• TASK BRIEF
Which lines in the data below contain the string "domain"? Show each one.

===== RECORDS PROVIDED

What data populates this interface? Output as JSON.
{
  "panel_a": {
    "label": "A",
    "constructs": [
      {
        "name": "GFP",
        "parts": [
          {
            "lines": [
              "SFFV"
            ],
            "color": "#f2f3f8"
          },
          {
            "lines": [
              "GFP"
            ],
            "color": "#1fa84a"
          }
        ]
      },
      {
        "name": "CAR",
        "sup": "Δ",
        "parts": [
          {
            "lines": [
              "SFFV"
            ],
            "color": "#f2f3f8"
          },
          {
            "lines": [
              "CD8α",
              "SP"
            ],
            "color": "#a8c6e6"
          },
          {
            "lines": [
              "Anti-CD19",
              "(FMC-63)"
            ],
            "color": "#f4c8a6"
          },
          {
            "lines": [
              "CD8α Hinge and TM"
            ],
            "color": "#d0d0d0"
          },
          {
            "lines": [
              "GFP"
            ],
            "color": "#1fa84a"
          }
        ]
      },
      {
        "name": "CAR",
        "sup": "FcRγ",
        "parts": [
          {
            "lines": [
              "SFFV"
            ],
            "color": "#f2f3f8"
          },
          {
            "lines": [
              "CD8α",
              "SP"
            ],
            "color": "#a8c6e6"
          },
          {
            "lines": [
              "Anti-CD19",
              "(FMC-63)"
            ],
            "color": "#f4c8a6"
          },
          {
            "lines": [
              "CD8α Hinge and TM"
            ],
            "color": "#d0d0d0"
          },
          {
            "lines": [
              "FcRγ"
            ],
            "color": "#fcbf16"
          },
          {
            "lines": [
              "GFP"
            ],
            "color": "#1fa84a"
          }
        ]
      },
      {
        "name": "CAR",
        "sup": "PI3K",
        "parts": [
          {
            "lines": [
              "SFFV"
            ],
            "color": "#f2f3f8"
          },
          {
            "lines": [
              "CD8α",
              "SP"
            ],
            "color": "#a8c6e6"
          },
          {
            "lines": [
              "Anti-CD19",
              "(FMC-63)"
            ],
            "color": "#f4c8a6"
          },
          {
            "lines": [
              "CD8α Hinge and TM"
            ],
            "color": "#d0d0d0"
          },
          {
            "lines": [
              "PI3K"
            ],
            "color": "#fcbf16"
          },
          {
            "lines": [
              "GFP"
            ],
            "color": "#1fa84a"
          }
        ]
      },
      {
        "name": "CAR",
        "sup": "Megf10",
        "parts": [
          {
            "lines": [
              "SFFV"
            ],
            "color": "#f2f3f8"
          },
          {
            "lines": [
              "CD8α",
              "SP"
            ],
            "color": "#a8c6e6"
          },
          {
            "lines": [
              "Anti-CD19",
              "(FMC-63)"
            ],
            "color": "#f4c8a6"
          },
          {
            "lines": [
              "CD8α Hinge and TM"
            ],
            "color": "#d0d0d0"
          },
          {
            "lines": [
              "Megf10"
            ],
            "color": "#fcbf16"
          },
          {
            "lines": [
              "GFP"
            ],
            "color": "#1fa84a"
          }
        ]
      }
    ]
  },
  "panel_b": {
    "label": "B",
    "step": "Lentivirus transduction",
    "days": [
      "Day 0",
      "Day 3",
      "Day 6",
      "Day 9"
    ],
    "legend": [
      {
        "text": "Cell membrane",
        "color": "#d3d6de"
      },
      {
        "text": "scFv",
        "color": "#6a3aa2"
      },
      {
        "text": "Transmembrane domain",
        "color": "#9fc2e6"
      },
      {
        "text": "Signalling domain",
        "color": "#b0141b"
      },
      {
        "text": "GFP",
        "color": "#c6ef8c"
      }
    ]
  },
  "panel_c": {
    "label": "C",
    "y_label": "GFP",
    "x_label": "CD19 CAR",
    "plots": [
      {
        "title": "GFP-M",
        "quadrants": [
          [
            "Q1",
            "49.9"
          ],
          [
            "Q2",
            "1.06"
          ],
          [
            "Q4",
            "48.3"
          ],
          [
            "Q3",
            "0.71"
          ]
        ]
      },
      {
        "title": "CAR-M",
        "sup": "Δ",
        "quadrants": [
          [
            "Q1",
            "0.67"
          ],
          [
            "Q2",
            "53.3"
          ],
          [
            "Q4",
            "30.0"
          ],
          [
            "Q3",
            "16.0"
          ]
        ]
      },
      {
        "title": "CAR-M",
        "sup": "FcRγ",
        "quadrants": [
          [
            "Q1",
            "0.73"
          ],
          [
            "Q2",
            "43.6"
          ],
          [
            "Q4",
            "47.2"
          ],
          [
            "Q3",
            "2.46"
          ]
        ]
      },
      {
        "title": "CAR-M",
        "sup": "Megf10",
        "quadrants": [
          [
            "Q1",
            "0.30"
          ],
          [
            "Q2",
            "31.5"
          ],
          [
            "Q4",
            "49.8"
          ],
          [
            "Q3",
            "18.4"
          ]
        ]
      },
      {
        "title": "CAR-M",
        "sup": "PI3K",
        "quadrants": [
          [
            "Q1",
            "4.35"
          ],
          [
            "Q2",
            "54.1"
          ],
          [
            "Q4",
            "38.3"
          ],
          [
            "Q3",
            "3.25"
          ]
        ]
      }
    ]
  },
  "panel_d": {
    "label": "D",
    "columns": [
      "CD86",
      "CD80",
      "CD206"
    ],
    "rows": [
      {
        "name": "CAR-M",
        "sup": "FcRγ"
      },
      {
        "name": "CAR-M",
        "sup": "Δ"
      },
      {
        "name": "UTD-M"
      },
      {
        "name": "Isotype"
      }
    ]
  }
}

==========

• REPLY
        "text": "Transmembrane domain",
        "text": "Signalling domain",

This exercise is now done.